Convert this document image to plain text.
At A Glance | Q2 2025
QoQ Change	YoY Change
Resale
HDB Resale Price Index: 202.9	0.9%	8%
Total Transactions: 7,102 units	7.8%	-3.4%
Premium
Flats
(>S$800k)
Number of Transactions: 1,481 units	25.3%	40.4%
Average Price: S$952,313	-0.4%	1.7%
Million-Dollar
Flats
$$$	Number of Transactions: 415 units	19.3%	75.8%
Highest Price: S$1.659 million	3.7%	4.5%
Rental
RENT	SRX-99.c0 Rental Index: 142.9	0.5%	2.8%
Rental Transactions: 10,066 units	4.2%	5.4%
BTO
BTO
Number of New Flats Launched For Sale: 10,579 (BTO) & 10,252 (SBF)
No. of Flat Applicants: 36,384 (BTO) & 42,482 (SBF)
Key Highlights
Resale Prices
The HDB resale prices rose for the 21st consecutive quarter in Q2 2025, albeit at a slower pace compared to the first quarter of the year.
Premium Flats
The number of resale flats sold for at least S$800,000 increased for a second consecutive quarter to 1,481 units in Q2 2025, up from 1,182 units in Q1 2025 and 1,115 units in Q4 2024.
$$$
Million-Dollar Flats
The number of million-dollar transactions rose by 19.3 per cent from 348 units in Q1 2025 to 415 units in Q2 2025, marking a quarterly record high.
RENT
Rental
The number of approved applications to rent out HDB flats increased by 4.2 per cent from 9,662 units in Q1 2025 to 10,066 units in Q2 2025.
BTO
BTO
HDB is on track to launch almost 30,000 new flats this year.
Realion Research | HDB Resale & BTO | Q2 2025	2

++++++++

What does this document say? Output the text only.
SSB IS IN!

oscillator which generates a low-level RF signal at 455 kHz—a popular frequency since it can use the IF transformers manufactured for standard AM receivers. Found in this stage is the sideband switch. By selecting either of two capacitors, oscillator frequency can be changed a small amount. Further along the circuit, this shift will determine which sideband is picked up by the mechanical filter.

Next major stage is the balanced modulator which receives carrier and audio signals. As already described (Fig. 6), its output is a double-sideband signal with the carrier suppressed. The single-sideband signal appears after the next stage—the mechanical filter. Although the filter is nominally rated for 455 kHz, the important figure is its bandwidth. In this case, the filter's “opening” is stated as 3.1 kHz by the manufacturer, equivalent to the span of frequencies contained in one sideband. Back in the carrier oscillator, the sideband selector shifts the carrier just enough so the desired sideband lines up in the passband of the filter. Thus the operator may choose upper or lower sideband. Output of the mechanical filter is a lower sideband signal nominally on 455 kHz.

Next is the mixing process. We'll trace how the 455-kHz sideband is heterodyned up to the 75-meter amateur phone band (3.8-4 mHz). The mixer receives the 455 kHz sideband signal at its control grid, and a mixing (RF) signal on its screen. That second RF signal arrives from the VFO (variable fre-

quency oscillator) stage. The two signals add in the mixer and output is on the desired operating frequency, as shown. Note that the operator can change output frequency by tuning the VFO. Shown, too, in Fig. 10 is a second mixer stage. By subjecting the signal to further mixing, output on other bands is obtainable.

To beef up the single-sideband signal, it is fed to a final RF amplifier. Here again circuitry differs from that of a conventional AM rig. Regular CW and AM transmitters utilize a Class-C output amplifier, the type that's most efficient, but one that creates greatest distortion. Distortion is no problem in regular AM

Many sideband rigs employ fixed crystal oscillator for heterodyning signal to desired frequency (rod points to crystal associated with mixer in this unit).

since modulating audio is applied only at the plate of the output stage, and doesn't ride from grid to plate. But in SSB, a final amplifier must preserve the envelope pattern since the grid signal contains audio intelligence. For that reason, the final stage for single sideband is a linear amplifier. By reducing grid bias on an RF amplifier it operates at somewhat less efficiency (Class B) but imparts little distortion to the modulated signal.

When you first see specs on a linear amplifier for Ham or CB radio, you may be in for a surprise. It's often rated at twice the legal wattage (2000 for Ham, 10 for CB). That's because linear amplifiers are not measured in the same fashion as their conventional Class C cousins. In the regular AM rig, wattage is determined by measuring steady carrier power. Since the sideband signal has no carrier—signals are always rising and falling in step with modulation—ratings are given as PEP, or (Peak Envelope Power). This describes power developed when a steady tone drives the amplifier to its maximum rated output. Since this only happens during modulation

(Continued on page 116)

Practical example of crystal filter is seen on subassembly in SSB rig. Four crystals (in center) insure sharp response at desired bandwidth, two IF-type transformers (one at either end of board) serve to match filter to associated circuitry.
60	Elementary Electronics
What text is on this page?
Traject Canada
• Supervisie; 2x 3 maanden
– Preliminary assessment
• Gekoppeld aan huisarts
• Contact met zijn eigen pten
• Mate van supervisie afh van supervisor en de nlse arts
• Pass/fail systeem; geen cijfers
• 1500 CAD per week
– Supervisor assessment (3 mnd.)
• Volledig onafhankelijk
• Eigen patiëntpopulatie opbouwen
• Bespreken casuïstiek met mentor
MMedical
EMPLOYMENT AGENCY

++++++++

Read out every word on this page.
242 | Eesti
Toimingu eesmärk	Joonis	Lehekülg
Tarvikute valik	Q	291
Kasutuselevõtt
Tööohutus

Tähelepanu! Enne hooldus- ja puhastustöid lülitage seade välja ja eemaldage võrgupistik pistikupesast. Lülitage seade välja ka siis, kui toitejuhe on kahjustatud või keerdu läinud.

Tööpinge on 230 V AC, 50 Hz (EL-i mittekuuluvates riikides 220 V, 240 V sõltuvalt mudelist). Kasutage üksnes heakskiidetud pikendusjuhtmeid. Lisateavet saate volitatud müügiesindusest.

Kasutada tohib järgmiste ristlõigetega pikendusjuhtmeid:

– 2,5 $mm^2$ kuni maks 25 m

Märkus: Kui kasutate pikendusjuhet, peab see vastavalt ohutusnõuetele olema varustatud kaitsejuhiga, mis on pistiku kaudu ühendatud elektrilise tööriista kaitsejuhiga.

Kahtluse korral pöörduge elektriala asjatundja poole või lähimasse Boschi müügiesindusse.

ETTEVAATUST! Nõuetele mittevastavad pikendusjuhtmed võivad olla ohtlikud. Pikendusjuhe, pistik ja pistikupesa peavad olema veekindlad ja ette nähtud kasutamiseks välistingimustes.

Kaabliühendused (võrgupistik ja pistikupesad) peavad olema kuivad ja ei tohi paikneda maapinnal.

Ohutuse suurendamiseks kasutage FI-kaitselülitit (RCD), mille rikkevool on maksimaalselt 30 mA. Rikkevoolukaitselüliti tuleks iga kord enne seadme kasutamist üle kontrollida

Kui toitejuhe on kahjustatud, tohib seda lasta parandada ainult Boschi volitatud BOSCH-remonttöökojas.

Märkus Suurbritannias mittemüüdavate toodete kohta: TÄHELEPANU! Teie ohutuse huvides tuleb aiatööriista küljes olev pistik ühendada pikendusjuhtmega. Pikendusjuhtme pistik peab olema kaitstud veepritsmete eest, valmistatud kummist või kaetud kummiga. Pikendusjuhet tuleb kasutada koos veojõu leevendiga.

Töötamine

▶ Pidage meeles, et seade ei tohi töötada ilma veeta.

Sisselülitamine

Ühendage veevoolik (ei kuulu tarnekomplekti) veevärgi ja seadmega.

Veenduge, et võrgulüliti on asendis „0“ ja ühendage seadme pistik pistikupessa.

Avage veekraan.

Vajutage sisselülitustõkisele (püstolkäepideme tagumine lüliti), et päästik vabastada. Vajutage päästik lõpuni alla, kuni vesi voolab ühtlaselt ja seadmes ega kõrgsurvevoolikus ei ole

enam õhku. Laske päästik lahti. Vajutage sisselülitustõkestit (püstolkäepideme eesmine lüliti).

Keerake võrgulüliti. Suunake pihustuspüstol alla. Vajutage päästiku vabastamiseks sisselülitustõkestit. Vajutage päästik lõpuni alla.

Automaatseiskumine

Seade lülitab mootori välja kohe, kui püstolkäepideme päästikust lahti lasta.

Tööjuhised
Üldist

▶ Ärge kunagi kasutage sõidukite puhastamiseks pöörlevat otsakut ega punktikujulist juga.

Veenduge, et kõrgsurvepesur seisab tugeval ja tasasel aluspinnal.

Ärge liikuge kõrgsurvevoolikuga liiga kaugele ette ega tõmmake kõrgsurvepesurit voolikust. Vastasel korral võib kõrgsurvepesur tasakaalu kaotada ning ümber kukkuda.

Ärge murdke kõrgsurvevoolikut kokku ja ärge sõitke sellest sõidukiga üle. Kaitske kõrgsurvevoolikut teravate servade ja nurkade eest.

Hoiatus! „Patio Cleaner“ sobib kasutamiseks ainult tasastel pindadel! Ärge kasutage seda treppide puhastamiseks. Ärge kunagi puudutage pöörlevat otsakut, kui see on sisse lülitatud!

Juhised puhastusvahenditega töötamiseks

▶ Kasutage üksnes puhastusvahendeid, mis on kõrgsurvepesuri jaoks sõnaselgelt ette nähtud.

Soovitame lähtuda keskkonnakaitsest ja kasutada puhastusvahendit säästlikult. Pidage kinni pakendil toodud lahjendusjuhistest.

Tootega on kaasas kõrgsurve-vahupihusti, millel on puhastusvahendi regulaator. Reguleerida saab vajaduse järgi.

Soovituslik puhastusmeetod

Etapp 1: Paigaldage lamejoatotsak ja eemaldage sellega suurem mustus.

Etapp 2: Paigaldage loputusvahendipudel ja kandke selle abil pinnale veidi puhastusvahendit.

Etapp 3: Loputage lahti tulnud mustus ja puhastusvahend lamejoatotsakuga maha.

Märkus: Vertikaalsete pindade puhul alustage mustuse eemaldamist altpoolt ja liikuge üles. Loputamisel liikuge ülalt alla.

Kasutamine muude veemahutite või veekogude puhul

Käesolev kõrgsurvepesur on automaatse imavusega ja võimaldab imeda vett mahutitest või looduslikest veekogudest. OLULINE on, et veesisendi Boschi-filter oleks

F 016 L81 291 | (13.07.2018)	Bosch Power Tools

++++++++

• _Request_:
Give only a number: how many lines of the data hold the string "välja"?

• _The solution_:
2